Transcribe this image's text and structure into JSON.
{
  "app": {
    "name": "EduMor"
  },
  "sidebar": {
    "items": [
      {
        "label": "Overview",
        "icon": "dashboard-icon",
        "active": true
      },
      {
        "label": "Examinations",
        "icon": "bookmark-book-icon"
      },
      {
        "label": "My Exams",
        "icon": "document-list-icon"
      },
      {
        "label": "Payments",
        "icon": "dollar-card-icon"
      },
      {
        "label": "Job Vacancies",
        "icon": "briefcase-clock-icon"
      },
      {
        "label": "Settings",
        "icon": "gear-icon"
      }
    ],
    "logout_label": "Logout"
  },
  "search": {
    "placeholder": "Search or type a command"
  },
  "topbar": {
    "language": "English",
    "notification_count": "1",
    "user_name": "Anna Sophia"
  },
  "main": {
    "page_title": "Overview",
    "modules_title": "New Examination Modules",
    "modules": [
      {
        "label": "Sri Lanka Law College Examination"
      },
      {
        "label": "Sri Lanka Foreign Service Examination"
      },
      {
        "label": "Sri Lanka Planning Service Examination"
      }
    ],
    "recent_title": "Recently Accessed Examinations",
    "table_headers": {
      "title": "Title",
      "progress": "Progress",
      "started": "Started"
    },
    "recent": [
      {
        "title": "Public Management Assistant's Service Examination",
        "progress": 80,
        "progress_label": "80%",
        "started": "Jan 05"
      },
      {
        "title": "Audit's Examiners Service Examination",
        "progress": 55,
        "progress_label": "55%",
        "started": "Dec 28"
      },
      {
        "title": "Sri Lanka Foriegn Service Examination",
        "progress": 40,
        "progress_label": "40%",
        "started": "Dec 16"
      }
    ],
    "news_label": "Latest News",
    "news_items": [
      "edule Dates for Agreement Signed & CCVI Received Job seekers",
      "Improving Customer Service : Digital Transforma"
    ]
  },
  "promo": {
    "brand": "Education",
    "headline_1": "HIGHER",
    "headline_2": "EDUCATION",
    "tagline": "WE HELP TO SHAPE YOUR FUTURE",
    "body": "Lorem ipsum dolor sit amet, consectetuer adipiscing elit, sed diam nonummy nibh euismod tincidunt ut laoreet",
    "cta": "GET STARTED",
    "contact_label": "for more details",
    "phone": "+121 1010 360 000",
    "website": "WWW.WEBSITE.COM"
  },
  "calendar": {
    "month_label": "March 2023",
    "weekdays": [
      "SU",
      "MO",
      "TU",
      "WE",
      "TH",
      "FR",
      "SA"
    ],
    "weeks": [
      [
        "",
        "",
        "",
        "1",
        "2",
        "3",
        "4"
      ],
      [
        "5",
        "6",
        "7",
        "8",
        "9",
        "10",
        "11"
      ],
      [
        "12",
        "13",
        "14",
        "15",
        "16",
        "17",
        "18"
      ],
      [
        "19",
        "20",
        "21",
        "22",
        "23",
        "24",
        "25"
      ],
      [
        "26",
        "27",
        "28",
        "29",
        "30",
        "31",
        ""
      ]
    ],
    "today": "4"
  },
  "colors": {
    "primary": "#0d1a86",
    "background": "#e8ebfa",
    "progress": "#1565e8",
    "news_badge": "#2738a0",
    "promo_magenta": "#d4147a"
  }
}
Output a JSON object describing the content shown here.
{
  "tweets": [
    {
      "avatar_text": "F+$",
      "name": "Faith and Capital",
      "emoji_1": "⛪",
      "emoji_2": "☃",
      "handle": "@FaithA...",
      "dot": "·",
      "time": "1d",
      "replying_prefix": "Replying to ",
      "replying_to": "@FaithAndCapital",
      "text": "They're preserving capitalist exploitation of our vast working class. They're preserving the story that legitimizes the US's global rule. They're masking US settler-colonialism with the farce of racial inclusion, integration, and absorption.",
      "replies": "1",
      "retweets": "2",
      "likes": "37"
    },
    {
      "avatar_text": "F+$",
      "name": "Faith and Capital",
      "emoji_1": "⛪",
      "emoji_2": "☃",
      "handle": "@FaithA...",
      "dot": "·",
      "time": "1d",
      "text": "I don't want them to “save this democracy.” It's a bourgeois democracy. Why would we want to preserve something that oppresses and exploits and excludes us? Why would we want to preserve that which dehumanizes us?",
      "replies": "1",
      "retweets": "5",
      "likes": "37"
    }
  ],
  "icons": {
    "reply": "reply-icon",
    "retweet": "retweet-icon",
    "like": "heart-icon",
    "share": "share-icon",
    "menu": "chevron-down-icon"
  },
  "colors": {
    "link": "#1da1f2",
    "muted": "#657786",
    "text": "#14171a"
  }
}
───
**GOAL**
Copy out the whole listing exactly.

**EXPECTED OUTPUT**
Transcribe this image's text and structure into JSON.
{
  "app": {
    "name": "EduMor"
  },
  "sidebar": {
    "items": [
      {
        "label": "Overview",
        "icon": "dashboard-icon",
        "active": true
      },
      {
        "label": "Examinations",
        "icon": "bookmark-book-icon"
      },
      {
        "label": "My Exams",
        "icon": "document-list-icon"
      },
      {
        "label": "Payments",
        "icon": "dollar-card-icon"
      },
      {
        "label": "Job Vacancies",
        "icon": "briefcase-clock-icon"
      },
      {
        "label": "Settings",
        "icon": "gear-icon"
      }
    ],
    "logout_label": "Logout"
  },
  "search": {
    "placeholder": "Search or type a command"
  },
  "topbar": {
    "language": "English",
    "notification_count": "1",
    "user_name": "Anna Sophia"
  },
  "main": {
    "page_title": "Overview",
    "modules_title": "New Examination Modules",
    "modules": [
      {
        "label": "Sri Lanka Law College Examination"
      },
      {
        "label": "Sri Lanka Foreign Service Examination"
      },
      {
        "label": "Sri Lanka Planning Service Examination"
      }
    ],
    "recent_title": "Recently Accessed Examinations",
    "table_headers": {
      "title": "Title",
      "progress": "Progress",
      "started": "Started"
    },
    "recent": [
      {
        "title": "Public Management Assistant's Service Examination",
        "progress": 80,
        "progress_label": "80%",
        "started": "Jan 05"
      },
      {
        "title": "Audit's Examiners Service Examination",
        "progress": 55,
        "progress_label": "55%",
        "started": "Dec 28"
      },
      {
        "title": "Sri Lanka Foriegn Service Examination",
        "progress": 40,
        "progress_label": "40%",
        "started": "Dec 16"
      }
    ],
    "news_label": "Latest News",
    "news_items": [
      "edule Dates for Agreement Signed & CCVI Received Job seekers",
      "Improving Customer Service : Digital Transforma"
    ]
  },
  "promo": {
    "brand": "Education",
    "headline_1": "HIGHER",
    "headline_2": "EDUCATION",
    "tagline": "WE HELP TO SHAPE YOUR FUTURE",
    "body": "Lorem ipsum dolor sit amet, consectetuer adipiscing elit, sed diam nonummy nibh euismod tincidunt ut laoreet",
    "cta": "GET STARTED",
    "contact_label": "for more details",
    "phone": "+121 1010 360 000",
    "website": "WWW.WEBSITE.COM"
  },
  "calendar": {
    "month_label": "March 2023",
    "weekdays": [
      "SU",
      "MO",
      "TU",
      "WE",
      "TH",
      "FR",
      "SA"
    ],
    "weeks": [
      [
        "",
        "",
        "",
        "1",
        "2",
        "3",
        "4"
      ],
      [
        "5",
        "6",
        "7",
        "8",
        "9",
        "10",
        "11"
      ],
      [
        "12",
        "13",
        "14",
        "15",
        "16",
        "17",
        "18"
      ],
      [
        "19",
        "20",
        "21",
        "22",
        "23",
        "24",
        "25"
      ],
      [
        "26",
        "27",
        "28",
        "29",
        "30",
        "31",
        ""
      ]
    ],
    "today": "4"
  },
  "colors": {
    "primary": "#0d1a86",
    "background": "#e8ebfa",
    "progress": "#1565e8",
    "news_badge": "#2738a0",
    "promo_magenta": "#d4147a"
  }
}
Output a JSON object describing the content shown here.
{
  "tweets": [
    {
      "avatar_text": "F+$",
      "name": "Faith and Capital",
      "emoji_1": "⛪",
      "emoji_2": "☃",
      "handle": "@FaithA...",
      "dot": "·",
      "time": "1d",
      "replying_prefix": "Replying to ",
      "replying_to": "@FaithAndCapital",
      "text": "They're preserving capitalist exploitation of our vast working class. They're preserving the story that legitimizes the US's global rule. They're masking US settler-colonialism with the farce of racial inclusion, integration, and absorption.",
      "replies": "1",
      "retweets": "2",
      "likes": "37"
    },
    {
      "avatar_text": "F+$",
      "name": "Faith and Capital",
      "emoji_1": "⛪",
      "emoji_2": "☃",
      "handle": "@FaithA...",
      "dot": "·",
      "time": "1d",
      "text": "I don't want them to “save this democracy.” It's a bourgeois democracy. Why would we want to preserve something that oppresses and exploits and excludes us? Why would we want to preserve that which dehumanizes us?",
      "replies": "1",
      "retweets": "5",
      "likes": "37"
    }
  ],
  "icons": {
    "reply": "reply-icon",
    "retweet": "retweet-icon",
    "like": "heart-icon",
    "share": "share-icon",
    "menu": "chevron-down-icon"
  },
  "colors": {
    "link": "#1da1f2",
    "muted": "#657786",
    "text": "#14171a"
  }
}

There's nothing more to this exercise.